Pull out all lines from the listing below in which the word "Ethymologie" appears.

> GIVEN DATA:
++++++++++
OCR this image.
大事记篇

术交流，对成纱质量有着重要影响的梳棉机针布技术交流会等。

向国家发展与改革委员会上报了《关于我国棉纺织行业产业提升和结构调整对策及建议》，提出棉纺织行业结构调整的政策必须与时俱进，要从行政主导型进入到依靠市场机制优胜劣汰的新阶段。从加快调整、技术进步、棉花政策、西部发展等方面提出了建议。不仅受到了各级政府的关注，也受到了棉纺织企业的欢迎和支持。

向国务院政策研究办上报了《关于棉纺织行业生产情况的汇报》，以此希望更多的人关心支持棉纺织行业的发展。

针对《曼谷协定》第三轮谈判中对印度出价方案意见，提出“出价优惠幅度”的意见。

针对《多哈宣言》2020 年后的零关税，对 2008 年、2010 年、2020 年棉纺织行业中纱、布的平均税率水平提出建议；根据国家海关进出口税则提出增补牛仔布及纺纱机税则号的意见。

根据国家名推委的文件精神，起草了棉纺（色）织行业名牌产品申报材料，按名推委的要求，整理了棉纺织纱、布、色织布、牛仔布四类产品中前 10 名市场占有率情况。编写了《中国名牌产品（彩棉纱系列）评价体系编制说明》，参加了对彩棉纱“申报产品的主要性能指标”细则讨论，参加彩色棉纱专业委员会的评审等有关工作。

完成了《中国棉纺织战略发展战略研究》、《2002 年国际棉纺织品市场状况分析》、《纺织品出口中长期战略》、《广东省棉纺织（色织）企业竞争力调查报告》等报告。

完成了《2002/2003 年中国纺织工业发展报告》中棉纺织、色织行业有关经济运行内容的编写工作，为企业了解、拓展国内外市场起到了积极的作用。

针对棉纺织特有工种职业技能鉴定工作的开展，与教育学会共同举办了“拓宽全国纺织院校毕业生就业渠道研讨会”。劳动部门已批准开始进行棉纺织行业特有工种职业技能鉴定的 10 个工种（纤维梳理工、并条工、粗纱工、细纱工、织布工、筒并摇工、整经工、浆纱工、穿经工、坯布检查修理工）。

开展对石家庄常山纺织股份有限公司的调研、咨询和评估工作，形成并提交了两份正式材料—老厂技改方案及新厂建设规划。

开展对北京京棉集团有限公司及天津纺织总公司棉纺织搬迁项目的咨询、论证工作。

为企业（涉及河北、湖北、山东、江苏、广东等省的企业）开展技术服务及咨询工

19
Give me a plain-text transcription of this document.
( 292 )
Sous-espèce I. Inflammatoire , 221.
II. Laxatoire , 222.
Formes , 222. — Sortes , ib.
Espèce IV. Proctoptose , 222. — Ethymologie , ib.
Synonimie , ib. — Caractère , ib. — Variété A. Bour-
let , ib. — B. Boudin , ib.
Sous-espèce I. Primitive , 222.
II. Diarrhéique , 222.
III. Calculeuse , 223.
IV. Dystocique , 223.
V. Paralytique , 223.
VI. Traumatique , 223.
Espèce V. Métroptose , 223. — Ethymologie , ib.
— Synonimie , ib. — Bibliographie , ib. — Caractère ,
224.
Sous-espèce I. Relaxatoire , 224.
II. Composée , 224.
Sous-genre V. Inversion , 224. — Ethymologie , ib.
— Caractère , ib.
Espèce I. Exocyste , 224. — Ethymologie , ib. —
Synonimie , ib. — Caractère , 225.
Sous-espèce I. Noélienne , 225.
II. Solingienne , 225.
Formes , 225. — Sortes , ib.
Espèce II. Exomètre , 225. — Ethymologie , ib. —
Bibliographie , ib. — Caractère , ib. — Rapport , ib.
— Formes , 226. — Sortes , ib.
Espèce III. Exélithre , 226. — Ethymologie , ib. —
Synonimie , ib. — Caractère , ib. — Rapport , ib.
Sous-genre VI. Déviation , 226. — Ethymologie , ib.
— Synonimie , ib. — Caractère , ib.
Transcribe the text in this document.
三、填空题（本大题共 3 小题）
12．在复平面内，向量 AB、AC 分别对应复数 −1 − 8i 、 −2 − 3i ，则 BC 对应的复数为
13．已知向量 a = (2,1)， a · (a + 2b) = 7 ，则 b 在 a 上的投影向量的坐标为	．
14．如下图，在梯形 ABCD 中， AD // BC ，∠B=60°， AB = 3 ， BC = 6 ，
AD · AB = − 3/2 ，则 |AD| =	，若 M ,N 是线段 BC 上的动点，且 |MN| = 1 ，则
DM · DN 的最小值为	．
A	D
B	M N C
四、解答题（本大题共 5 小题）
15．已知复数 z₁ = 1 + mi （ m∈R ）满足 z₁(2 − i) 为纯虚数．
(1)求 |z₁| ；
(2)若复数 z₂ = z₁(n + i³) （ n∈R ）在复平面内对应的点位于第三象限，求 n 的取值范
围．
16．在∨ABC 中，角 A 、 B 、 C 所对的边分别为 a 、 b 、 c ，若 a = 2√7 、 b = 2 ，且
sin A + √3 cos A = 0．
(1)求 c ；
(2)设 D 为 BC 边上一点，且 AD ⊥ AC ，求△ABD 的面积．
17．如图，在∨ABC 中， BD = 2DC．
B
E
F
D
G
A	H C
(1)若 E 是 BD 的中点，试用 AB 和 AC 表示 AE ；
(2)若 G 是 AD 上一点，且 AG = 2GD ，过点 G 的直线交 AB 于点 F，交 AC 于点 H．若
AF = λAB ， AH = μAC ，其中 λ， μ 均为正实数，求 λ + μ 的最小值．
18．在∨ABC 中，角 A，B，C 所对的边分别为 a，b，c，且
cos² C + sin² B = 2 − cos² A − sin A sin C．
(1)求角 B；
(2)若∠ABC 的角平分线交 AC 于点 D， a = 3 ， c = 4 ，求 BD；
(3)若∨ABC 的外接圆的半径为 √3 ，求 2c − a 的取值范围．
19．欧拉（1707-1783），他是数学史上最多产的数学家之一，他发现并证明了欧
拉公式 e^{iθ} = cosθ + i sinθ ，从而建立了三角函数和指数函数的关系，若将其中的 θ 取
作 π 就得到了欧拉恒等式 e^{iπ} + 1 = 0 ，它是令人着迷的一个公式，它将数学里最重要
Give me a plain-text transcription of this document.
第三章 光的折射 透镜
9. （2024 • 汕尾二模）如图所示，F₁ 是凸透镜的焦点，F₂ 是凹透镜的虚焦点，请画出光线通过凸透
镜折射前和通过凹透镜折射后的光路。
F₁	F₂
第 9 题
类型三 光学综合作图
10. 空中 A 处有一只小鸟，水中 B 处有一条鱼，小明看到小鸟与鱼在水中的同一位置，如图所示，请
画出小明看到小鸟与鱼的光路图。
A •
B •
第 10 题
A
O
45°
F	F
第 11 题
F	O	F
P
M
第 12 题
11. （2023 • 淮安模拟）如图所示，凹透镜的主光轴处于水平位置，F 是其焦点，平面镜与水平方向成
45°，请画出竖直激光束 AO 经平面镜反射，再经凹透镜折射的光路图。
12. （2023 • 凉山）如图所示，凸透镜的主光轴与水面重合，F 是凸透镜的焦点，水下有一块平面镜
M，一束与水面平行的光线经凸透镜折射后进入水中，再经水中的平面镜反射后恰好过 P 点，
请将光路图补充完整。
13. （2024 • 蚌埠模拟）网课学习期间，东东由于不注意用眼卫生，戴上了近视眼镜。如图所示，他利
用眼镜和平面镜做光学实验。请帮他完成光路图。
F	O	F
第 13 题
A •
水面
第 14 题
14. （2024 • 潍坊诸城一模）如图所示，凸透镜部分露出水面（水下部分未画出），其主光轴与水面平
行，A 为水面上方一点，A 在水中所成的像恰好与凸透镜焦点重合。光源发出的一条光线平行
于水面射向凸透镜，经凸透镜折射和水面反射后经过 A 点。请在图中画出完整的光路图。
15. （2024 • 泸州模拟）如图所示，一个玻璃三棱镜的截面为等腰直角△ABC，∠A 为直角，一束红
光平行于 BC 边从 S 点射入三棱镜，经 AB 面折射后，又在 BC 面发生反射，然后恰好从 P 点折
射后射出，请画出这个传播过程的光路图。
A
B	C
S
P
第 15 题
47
++++++++++
> TASK ANSWER:
Espèce IV. Proctoptose , 222. — Ethymologie , ib.
Espèce V. Métroptose , 223. — Ethymologie , ib.
Sous-genre V. Inversion , 224. — Ethymologie , ib.
Espèce I. Exocyste , 224. — Ethymologie , ib. —
Espèce II. Exomètre , 225. — Ethymologie , ib. —
Espèce III. Exélithre , 226. — Ethymologie , ib. —
Sous-genre VI. Déviation , 226. — Ethymologie , ib.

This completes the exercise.